- [Given passage]
****************************************
# Setter Pup



## redlabel (Mar 7, 2002)

Here is Willow, my new Llewellin Setter pup. We spent the night in York, Nebraska after picking
her up in Elwood.










After we got home I smoked some ribs and she liked them as much as I did.


----------



## Sasha and Abby (May 11, 2004)

Whooooweee that is a PRETTY PUP !!!!!!


----------



## Bobm (Aug 26, 2003)

she sure is a cute pup good luck with her


----------



## zogman (Mar 20, 2002)

SWEET!! You need to keep posting more Pictures :beer:


----------



## redlabel (Mar 7, 2002)

zogman said:


> SWEET!! You need to keep posting more Pictures :beer:


Well, no need to ask twice for that. Here she is with some rib bones. I tried a new method
with my Weber Smokey Mountain Cooker and I read somewhere not to spoil you gun dog, so
I only let here clean up the meat off 11 bones. I did not give here any more until the next
day.


----------



## alleyyooper (Jul 6, 2007)

Sure is a cutie and I would not spoil her if she was mine either but a even dozen bones beats 11.

she have a name yet?

 Al


----------



## redlabel (Mar 7, 2002)

Willow is the name I decided on.
****************************************
- [Given exercise A]
Please print the setter pup thread from "Sure is a cutie" to "I decided on.".
- [Given exercise B]
In the setter pup thread, what cooker did redlabel use when trying a new method for the ribs?
- [Given exercise C]
Write the next part of the setter pup thread, picking up after its final post.

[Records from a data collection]
****************************************
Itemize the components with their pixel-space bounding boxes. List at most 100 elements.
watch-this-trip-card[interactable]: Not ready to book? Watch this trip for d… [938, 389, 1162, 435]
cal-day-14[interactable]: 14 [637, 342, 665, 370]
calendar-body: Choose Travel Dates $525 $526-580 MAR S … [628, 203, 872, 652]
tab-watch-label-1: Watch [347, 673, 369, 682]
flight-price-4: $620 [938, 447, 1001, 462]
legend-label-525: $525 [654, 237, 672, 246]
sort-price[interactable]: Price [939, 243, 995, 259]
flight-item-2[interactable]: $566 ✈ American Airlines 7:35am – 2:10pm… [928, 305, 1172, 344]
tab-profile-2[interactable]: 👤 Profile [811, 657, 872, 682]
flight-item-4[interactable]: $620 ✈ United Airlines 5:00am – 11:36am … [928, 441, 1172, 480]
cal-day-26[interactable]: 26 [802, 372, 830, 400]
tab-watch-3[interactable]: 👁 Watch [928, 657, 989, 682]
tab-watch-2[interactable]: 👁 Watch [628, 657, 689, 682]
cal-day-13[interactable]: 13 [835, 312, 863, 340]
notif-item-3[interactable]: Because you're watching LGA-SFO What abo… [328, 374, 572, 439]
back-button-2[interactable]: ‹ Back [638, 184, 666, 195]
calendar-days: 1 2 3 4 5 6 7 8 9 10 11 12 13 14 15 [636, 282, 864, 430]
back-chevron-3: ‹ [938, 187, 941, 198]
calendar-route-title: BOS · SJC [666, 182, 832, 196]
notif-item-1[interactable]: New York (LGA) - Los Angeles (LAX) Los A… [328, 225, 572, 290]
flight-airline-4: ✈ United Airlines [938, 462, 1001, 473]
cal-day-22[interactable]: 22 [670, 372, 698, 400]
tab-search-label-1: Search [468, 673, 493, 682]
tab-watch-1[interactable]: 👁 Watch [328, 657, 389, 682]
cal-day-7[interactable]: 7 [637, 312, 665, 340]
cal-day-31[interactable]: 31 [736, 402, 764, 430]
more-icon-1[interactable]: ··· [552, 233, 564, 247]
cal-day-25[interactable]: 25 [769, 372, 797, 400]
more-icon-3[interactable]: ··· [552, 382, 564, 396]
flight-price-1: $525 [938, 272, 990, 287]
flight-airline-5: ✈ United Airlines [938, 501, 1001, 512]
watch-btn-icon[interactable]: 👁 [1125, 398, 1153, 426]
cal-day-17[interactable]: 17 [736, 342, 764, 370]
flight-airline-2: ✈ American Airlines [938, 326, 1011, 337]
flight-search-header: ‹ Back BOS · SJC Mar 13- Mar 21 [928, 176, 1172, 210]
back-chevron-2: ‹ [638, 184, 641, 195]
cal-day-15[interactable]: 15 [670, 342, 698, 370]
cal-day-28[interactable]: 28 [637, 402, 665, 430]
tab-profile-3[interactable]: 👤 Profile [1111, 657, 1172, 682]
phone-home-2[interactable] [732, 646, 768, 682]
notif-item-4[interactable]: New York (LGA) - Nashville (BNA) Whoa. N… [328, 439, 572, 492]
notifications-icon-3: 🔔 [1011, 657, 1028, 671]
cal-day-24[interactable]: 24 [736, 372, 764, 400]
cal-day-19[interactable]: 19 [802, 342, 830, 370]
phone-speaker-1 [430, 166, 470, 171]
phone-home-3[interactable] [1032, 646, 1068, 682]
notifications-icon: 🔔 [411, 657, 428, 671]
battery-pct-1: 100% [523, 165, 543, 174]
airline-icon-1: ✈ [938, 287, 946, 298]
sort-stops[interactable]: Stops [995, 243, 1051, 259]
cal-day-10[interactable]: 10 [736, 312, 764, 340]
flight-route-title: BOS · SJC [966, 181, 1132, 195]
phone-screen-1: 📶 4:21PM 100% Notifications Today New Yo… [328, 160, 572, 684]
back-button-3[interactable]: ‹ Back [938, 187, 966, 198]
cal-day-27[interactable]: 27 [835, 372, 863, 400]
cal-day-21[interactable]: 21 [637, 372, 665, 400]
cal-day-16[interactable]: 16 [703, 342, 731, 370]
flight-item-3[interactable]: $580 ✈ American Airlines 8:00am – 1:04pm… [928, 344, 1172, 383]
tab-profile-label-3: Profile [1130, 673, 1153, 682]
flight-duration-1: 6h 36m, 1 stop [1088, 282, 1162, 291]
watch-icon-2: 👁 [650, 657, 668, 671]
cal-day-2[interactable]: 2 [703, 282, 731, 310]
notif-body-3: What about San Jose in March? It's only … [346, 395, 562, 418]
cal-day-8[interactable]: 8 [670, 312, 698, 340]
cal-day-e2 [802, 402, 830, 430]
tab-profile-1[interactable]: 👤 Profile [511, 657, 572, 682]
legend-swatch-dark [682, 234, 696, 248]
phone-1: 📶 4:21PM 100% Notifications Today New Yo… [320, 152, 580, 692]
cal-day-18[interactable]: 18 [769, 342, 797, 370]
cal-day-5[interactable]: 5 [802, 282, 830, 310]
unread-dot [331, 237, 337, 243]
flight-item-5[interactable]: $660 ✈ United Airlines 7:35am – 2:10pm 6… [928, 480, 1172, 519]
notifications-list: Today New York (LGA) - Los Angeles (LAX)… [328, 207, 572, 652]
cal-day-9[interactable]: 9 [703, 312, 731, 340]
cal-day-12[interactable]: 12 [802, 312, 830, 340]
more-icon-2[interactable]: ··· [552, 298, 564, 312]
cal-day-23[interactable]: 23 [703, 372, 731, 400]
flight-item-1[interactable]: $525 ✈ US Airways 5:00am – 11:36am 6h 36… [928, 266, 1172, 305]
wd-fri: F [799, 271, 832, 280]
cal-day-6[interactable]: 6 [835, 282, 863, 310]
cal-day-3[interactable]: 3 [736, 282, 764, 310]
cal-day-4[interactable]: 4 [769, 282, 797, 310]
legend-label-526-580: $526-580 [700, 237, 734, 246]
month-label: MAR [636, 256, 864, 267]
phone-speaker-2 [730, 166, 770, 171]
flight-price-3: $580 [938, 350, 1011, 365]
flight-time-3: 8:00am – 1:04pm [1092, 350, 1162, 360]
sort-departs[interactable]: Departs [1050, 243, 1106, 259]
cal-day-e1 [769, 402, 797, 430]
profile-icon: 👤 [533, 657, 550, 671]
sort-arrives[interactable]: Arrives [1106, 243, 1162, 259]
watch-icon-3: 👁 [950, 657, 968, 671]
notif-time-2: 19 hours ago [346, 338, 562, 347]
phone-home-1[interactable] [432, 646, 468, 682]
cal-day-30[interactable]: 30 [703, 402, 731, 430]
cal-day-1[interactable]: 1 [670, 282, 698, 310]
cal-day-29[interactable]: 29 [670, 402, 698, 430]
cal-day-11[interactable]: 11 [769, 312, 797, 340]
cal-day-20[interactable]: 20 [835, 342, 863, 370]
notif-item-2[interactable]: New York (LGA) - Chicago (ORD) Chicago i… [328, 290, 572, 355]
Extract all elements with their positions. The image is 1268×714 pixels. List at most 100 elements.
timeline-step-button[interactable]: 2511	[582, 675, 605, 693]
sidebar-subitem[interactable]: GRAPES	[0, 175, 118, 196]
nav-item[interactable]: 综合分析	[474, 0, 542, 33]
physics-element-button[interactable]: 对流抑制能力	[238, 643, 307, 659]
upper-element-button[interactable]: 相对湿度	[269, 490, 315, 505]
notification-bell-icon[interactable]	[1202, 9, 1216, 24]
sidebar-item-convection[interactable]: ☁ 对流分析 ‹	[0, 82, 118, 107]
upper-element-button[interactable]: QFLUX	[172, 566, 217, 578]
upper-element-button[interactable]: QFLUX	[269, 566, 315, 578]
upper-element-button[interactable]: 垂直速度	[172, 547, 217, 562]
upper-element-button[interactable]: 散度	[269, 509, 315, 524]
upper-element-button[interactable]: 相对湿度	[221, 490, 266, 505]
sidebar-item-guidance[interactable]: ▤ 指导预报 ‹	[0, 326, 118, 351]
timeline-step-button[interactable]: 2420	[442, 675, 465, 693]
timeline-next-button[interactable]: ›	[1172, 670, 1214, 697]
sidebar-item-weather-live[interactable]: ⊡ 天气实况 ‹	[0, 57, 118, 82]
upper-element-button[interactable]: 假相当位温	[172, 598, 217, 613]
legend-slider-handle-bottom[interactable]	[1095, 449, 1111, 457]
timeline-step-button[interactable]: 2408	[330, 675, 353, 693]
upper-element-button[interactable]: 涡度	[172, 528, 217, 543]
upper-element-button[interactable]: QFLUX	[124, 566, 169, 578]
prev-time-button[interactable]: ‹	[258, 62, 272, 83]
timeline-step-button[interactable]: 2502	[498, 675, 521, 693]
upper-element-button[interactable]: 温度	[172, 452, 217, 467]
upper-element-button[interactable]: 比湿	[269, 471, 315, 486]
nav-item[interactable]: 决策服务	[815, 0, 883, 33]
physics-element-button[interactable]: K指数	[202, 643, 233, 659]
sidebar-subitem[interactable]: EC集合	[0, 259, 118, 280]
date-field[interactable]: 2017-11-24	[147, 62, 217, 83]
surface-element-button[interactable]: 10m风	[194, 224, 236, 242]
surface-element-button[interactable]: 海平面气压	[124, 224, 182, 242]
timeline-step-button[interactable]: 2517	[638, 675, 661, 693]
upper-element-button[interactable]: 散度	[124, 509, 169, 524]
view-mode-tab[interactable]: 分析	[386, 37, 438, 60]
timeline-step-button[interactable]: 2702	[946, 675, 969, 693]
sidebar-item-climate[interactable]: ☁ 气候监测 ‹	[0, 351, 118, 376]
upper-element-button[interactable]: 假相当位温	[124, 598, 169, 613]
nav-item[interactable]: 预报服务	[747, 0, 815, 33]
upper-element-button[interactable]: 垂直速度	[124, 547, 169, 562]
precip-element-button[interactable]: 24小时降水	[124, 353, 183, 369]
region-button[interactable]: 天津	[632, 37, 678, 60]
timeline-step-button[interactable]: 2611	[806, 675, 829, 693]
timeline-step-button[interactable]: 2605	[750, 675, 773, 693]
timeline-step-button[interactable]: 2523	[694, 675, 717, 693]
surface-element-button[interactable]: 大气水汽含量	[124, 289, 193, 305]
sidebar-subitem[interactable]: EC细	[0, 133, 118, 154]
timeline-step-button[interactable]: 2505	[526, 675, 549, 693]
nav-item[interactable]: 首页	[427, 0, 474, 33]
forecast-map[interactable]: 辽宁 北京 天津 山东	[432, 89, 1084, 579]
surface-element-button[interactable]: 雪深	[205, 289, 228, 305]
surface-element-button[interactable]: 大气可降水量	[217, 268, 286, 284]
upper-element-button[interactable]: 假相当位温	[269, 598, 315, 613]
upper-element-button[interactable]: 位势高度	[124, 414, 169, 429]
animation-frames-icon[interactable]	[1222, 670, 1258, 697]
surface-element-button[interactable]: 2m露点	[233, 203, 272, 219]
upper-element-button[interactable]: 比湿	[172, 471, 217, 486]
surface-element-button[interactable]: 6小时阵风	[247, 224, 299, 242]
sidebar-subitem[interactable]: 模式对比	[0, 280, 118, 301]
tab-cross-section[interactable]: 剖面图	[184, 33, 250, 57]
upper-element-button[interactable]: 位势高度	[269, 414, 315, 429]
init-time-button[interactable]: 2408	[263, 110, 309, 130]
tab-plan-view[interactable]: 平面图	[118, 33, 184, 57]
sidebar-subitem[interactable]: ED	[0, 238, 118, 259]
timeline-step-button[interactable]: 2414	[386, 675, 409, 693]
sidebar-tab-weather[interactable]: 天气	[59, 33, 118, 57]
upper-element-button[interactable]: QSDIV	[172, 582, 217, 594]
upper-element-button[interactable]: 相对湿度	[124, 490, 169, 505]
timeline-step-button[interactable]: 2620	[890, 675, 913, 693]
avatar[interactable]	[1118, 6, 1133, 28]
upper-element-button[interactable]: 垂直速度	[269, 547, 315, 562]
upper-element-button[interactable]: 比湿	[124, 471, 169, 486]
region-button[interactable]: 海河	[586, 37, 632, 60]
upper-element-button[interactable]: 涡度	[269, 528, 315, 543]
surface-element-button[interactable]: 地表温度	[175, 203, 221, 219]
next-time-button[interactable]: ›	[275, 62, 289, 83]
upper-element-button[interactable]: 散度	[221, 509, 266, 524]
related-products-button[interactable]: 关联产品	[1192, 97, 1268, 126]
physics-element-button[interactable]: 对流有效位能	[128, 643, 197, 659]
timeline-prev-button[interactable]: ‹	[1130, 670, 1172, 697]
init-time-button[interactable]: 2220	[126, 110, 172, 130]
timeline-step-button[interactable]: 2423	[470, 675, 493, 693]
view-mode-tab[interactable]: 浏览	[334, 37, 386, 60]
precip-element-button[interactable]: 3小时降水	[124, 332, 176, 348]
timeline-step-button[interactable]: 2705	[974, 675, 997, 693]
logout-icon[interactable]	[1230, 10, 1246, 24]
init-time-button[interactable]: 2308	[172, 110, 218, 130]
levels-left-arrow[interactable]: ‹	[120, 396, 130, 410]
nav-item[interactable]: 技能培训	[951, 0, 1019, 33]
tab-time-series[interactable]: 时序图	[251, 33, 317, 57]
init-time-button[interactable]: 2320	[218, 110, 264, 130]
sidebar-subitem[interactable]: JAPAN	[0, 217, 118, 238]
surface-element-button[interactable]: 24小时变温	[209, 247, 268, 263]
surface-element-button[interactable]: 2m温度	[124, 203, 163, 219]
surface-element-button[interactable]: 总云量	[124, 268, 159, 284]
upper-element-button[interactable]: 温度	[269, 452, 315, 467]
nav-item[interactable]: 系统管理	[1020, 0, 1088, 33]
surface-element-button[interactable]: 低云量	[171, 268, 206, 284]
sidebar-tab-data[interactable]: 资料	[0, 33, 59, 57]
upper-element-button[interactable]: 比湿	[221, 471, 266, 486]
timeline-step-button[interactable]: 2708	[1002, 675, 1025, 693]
****************************************
- [Expected answer A]
Sure is a cutie and I would not spoil her if she was mine either but a even dozen bones beats 11.

she have a name yet?

 Al


----------



## redlabel (Mar 7, 2002)

Willow is the name I decided on.

- [Expected answer B]
A Weber Smokey Mountain Cooker.

- [Expected answer C]
Didn't take her long to figure out her favorite spot in the house. Same spot as the other dogs had on the 
curved stairway. From there she can look out the living room window and watch the bird feeders out the 
dining room bay window.


----------



## alleyyooper (Jul 6, 2007)

My she sure has grown in 32 days. I can see to old hunting rags with the picture of the gentleman up land hunter and his sxs and your setter or maybe a pair of them.

Brings back memory's of a beautiful Oct day Dad I and a really good springer working along a beaver pond.

My wife wants her.

 Al


----------



## zogman (Mar 20, 2002)

She looks sad.  I'll be out to pick her up tomorrow :lol:


----------



## alleyyooper (Jul 6, 2007)

more pictures please.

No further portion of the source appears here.